| Task statement |
Your task is to tally the lines of the listing containing the word "between" and report the figure alone.

* start Provided data *

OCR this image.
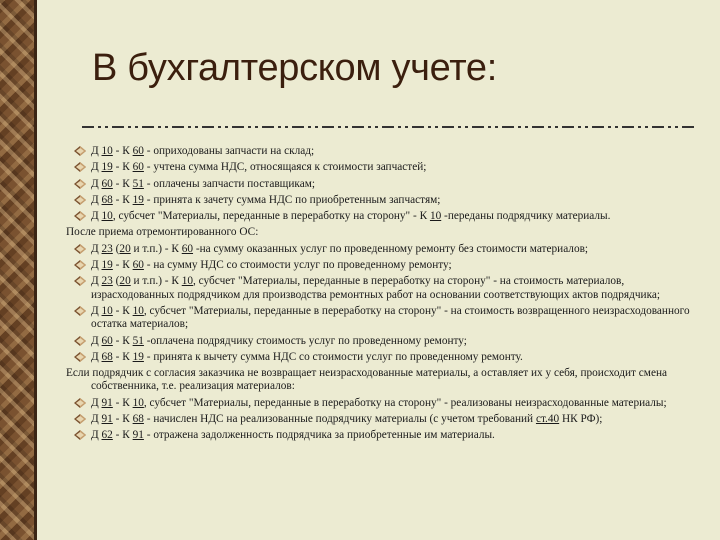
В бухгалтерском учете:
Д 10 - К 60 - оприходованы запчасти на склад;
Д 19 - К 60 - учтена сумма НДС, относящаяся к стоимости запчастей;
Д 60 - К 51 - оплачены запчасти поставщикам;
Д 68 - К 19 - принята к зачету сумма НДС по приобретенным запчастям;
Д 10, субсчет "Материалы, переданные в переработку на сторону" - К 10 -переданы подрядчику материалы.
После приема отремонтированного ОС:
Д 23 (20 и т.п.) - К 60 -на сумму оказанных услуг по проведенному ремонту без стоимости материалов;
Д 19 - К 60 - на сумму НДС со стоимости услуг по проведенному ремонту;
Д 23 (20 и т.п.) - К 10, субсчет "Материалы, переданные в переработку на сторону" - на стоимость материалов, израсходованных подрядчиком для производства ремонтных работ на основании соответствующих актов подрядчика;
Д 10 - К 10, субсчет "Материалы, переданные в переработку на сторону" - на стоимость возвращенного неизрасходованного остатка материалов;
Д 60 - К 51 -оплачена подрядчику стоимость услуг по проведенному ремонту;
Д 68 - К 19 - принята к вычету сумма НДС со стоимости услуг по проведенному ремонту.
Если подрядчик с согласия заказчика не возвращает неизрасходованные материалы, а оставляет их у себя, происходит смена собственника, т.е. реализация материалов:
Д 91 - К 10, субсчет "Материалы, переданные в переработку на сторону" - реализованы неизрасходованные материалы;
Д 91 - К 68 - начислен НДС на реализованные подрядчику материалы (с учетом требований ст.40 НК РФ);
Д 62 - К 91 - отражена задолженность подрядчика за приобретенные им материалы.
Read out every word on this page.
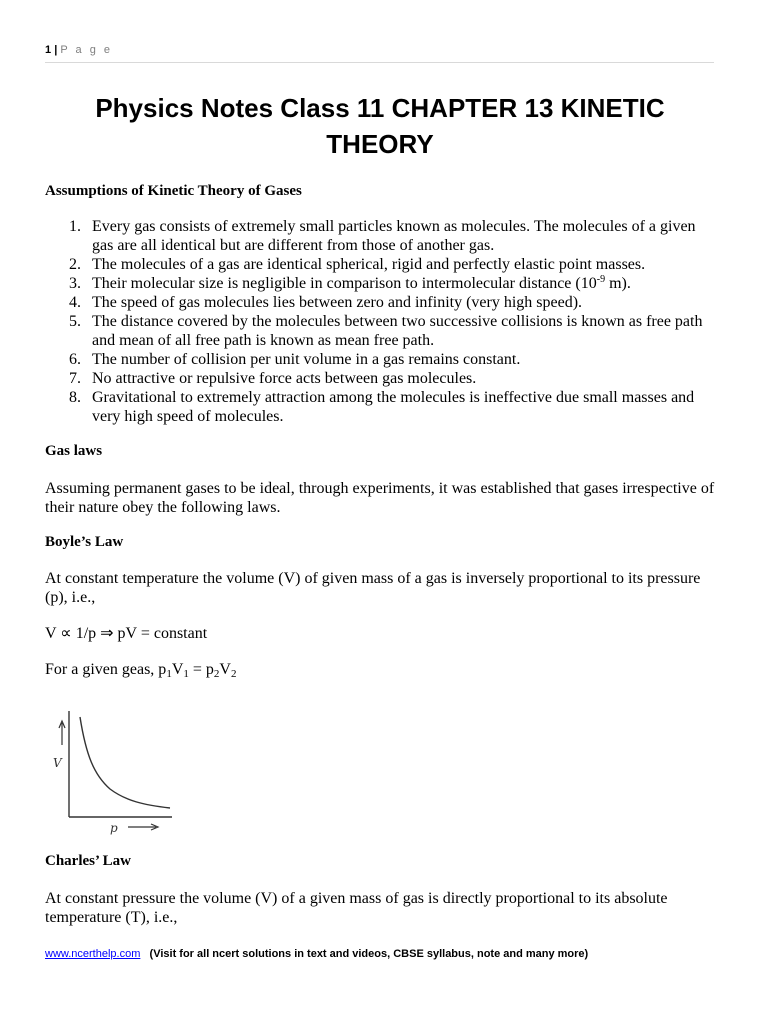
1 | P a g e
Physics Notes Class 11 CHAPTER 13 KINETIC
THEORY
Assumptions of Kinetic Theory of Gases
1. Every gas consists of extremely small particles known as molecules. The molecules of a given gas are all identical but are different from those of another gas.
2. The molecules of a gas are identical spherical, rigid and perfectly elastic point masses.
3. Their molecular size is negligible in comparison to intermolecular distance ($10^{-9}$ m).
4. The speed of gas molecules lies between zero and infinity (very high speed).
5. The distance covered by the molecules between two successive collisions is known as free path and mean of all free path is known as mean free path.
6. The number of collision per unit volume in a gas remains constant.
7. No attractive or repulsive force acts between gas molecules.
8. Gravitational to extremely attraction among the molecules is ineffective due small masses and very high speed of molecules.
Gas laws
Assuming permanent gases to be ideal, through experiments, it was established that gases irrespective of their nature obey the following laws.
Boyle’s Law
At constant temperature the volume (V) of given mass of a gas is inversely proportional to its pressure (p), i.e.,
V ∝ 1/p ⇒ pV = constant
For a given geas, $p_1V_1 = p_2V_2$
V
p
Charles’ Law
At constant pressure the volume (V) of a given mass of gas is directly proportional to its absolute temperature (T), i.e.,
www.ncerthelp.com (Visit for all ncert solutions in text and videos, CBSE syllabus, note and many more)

* end Provided data *

| Task response |
3